What this task involves:
Each record below should appear again exactly as written.

####################

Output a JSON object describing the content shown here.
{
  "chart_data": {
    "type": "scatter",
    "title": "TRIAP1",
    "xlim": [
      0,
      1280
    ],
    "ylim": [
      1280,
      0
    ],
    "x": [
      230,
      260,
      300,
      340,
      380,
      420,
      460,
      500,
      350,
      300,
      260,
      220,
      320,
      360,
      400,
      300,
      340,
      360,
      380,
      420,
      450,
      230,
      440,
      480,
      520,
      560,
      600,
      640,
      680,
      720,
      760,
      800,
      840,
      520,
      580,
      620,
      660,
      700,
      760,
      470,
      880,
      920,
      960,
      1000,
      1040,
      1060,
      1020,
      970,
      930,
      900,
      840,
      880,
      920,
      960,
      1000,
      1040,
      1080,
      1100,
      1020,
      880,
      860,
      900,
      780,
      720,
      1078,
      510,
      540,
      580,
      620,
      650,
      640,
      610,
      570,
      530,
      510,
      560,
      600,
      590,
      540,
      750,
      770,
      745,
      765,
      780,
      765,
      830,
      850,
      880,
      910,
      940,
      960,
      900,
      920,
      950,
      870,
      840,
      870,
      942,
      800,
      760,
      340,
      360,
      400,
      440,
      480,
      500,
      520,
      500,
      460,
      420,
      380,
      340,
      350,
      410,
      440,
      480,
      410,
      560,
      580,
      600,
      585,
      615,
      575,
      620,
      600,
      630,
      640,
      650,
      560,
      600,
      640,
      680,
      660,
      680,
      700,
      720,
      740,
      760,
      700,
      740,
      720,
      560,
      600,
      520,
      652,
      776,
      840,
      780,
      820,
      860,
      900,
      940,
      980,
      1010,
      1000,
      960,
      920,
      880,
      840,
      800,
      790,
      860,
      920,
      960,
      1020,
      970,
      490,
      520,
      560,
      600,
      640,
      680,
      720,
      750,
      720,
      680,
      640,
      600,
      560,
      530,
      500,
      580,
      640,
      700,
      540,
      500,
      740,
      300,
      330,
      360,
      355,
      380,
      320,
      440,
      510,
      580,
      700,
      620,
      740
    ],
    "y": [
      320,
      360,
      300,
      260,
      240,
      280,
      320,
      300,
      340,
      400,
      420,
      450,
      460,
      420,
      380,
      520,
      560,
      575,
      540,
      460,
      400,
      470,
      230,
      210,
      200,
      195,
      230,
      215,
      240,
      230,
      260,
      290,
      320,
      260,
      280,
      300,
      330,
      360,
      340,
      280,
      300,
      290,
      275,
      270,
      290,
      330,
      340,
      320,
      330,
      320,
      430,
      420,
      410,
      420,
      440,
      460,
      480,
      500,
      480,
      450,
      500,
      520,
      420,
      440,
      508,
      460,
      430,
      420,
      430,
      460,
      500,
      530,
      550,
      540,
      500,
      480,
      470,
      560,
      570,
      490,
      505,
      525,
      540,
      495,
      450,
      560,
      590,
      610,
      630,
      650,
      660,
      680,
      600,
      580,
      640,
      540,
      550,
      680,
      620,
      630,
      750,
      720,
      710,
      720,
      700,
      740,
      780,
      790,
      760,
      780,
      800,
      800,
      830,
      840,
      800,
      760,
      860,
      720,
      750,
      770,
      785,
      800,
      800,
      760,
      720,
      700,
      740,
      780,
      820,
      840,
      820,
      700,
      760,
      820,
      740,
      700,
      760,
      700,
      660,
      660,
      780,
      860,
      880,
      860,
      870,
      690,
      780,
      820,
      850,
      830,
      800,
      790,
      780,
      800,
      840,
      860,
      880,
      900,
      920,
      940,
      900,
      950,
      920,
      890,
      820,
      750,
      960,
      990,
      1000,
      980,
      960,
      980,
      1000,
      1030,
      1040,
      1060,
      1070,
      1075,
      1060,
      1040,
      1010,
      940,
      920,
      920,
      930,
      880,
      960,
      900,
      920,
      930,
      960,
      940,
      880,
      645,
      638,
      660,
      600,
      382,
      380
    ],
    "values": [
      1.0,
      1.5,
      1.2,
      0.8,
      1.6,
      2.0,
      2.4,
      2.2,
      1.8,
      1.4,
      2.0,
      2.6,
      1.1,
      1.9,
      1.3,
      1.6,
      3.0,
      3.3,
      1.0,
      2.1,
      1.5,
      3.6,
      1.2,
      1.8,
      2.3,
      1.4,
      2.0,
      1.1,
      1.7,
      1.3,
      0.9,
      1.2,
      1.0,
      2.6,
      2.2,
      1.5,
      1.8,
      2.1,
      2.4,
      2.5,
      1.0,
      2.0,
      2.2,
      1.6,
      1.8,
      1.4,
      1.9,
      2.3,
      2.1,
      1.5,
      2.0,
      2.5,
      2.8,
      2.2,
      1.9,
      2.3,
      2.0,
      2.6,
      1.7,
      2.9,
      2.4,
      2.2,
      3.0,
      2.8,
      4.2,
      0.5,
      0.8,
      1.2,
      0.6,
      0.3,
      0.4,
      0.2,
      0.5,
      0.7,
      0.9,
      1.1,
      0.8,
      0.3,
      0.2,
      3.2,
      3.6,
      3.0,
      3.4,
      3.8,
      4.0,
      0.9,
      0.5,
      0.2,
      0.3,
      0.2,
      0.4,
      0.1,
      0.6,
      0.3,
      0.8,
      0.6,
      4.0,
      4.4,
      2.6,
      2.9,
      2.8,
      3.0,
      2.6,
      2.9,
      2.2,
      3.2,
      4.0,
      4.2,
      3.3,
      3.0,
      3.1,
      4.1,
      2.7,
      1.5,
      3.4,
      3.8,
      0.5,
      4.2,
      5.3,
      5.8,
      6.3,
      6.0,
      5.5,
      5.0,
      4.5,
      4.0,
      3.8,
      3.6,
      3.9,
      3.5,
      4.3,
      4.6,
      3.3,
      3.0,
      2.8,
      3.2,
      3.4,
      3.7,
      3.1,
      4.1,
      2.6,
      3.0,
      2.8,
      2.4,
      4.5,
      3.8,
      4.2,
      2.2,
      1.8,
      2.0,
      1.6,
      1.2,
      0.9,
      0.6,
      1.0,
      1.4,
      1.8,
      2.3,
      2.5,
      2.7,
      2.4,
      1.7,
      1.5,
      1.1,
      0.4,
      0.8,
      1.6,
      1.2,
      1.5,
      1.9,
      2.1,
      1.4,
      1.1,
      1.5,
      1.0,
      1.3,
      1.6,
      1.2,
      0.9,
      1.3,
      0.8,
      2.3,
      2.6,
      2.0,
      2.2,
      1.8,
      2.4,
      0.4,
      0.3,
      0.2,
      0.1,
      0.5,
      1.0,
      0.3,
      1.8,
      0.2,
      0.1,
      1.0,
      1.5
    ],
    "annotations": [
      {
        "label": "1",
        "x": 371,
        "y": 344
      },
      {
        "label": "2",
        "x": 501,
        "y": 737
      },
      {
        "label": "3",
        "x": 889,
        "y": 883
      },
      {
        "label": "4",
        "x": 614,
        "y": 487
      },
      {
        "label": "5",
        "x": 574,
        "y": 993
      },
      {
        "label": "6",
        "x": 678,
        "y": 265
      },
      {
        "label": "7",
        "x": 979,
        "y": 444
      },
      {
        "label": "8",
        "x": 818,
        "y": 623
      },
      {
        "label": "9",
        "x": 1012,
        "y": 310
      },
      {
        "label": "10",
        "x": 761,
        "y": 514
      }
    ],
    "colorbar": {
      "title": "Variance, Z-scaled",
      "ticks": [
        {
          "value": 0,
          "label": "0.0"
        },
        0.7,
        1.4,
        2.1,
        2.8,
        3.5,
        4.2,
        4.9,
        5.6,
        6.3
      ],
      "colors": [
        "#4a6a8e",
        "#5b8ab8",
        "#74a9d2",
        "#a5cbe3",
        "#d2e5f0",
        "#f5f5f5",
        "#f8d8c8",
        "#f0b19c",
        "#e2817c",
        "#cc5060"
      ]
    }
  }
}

####################

Result of this exercise:
Output a JSON object describing the content shown here.
{
  "chart_data": {
    "type": "scatter",
    "title": "TRIAP1",
    "xlim": [
      0,
      1280
    ],
    "ylim": [
      1280,
      0
    ],
    "x": [
      230,
      260,
      300,
      340,
      380,
      420,
      460,
      500,
      350,
      300,
      260,
      220,
      320,
      360,
      400,
      300,
      340,
      360,
      380,
      420,
      450,
      230,
      440,
      480,
      520,
      560,
      600,
      640,
      680,
      720,
      760,
      800,
      840,
      520,
      580,
      620,
      660,
      700,
      760,
      470,
      880,
      920,
      960,
      1000,
      1040,
      1060,
      1020,
      970,
      930,
      900,
      840,
      880,
      920,
      960,
      1000,
      1040,
      1080,
      1100,
      1020,
      880,
      860,
      900,
      780,
      720,
      1078,
      510,
      540,
      580,
      620,
      650,
      640,
      610,
      570,
      530,
      510,
      560,
      600,
      590,
      540,
      750,
      770,
      745,
      765,
      780,
      765,
      830,
      850,
      880,
      910,
      940,
      960,
      900,
      920,
      950,
      870,
      840,
      870,
      942,
      800,
      760,
      340,
      360,
      400,
      440,
      480,
      500,
      520,
      500,
      460,
      420,
      380,
      340,
      350,
      410,
      440,
      480,
      410,
      560,
      580,
      600,
      585,
      615,
      575,
      620,
      600,
      630,
      640,
      650,
      560,
      600,
      640,
      680,
      660,
      680,
      700,
      720,
      740,
      760,
      700,
      740,
      720,
      560,
      600,
      520,
      652,
      776,
      840,
      780,
      820,
      860,
      900,
      940,
      980,
      1010,
      1000,
      960,
      920,
      880,
      840,
      800,
      790,
      860,
      920,
      960,
      1020,
      970,
      490,
      520,
      560,
      600,
      640,
      680,
      720,
      750,
      720,
      680,
      640,
      600,
      560,
      530,
      500,
      580,
      640,
      700,
      540,
      500,
      740,
      300,
      330,
      360,
      355,
      380,
      320,
      440,
      510,
      580,
      700,
      620,
      740
    ],
    "y": [
      320,
      360,
      300,
      260,
      240,
      280,
      320,
      300,
      340,
      400,
      420,
      450,
      460,
      420,
      380,
      520,
      560,
      575,
      540,
      460,
      400,
      470,
      230,
      210,
      200,
      195,
      230,
      215,
      240,
      230,
      260,
      290,
      320,
      260,
      280,
      300,
      330,
      360,
      340,
      280,
      300,
      290,
      275,
      270,
      290,
      330,
      340,
      320,
      330,
      320,
      430,
      420,
      410,
      420,
      440,
      460,
      480,
      500,
      480,
      450,
      500,
      520,
      420,
      440,
      508,
      460,
      430,
      420,
      430,
      460,
      500,
      530,
      550,
      540,
      500,
      480,
      470,
      560,
      570,
      490,
      505,
      525,
      540,
      495,
      450,
      560,
      590,
      610,
      630,
      650,
      660,
      680,
      600,
      580,
      640,
      540,
      550,
      680,
      620,
      630,
      750,
      720,
      710,
      720,
      700,
      740,
      780,
      790,
      760,
      780,
      800,
      800,
      830,
      840,
      800,
      760,
      860,
      720,
      750,
      770,
      785,
      800,
      800,
      760,
      720,
      700,
      740,
      780,
      820,
      840,
      820,
      700,
      760,
      820,
      740,
      700,
      760,
      700,
      660,
      660,
      780,
      860,
      880,
      860,
      870,
      690,
      780,
      820,
      850,
      830,
      800,
      790,
      780,
      800,
      840,
      860,
      880,
      900,
      920,
      940,
      900,
      950,
      920,
      890,
      820,
      750,
      960,
      990,
      1000,
      980,
      960,
      980,
      1000,
      1030,
      1040,
      1060,
      1070,
      1075,
      1060,
      1040,
      1010,
      940,
      920,
      920,
      930,
      880,
      960,
      900,
      920,
      930,
      960,
      940,
      880,
      645,
      638,
      660,
      600,
      382,
      380
    ],
    "values": [
      1.0,
      1.5,
      1.2,
      0.8,
      1.6,
      2.0,
      2.4,
      2.2,
      1.8,
      1.4,
      2.0,
      2.6,
      1.1,
      1.9,
      1.3,
      1.6,
      3.0,
      3.3,
      1.0,
      2.1,
      1.5,
      3.6,
      1.2,
      1.8,
      2.3,
      1.4,
      2.0,
      1.1,
      1.7,
      1.3,
      0.9,
      1.2,
      1.0,
      2.6,
      2.2,
      1.5,
      1.8,
      2.1,
      2.4,
      2.5,
      1.0,
      2.0,
      2.2,
      1.6,
      1.8,
      1.4,
      1.9,
      2.3,
      2.1,
      1.5,
      2.0,
      2.5,
      2.8,
      2.2,
      1.9,
      2.3,
      2.0,
      2.6,
      1.7,
      2.9,
      2.4,
      2.2,
      3.0,
      2.8,
      4.2,
      0.5,
      0.8,
      1.2,
      0.6,
      0.3,
      0.4,
      0.2,
      0.5,
      0.7,
      0.9,
      1.1,
      0.8,
      0.3,
      0.2,
      3.2,
      3.6,
      3.0,
      3.4,
      3.8,
      4.0,
      0.9,
      0.5,
      0.2,
      0.3,
      0.2,
      0.4,
      0.1,
      0.6,
      0.3,
      0.8,
      0.6,
      4.0,
      4.4,
      2.6,
      2.9,
      2.8,
      3.0,
      2.6,
      2.9,
      2.2,
      3.2,
      4.0,
      4.2,
      3.3,
      3.0,
      3.1,
      4.1,
      2.7,
      1.5,
      3.4,
      3.8,
      0.5,
      4.2,
      5.3,
      5.8,
      6.3,
      6.0,
      5.5,
      5.0,
      4.5,
      4.0,
      3.8,
      3.6,
      3.9,
      3.5,
      4.3,
      4.6,
      3.3,
      3.0,
      2.8,
      3.2,
      3.4,
      3.7,
      3.1,
      4.1,
      2.6,
      3.0,
      2.8,
      2.4,
      4.5,
      3.8,
      4.2,
      2.2,
      1.8,
      2.0,
      1.6,
      1.2,
      0.9,
      0.6,
      1.0,
      1.4,
      1.8,
      2.3,
      2.5,
      2.7,
      2.4,
      1.7,
      1.5,
      1.1,
      0.4,
      0.8,
      1.6,
      1.2,
      1.5,
      1.9,
      2.1,
      1.4,
      1.1,
      1.5,
      1.0,
      1.3,
      1.6,
      1.2,
      0.9,
      1.3,
      0.8,
      2.3,
      2.6,
      2.0,
      2.2,
      1.8,
      2.4,
      0.4,
      0.3,
      0.2,
      0.1,
      0.5,
      1.0,
      0.3,
      1.8,
      0.2,
      0.1,
      1.0,
      1.5
    ],
    "annotations": [
      {
        "label": "1",
        "x": 371,
        "y": 344
      },
      {
        "label": "2",
        "x": 501,
        "y": 737
      },
      {
        "label": "3",
        "x": 889,
        "y": 883
      },
      {
        "label": "4",
        "x": 614,
        "y": 487
      },
      {
        "label": "5",
        "x": 574,
        "y": 993
      },
      {
        "label": "6",
        "x": 678,
        "y": 265
      },
      {
        "label": "7",
        "x": 979,
        "y": 444
      },
      {
        "label": "8",
        "x": 818,
        "y": 623
      },
      {
        "label": "9",
        "x": 1012,
        "y": 310
      },
      {
        "label": "10",
        "x": 761,
        "y": 514
      }
    ],
    "colorbar": {
      "title": "Variance, Z-scaled",
      "ticks": [
        {
          "value": 0,
          "label": "0.0"
        },
        0.7,
        1.4,
        2.1,
        2.8,
        3.5,
        4.2,
        4.9,
        5.6,
        6.3
      ],
      "colors": [
        "#4a6a8e",
        "#5b8ab8",
        "#74a9d2",
        "#a5cbe3",
        "#d2e5f0",
        "#f5f5f5",
        "#f8d8c8",
        "#f0b19c",
        "#e2817c",
        "#cc5060"
      ]
    }
  }
}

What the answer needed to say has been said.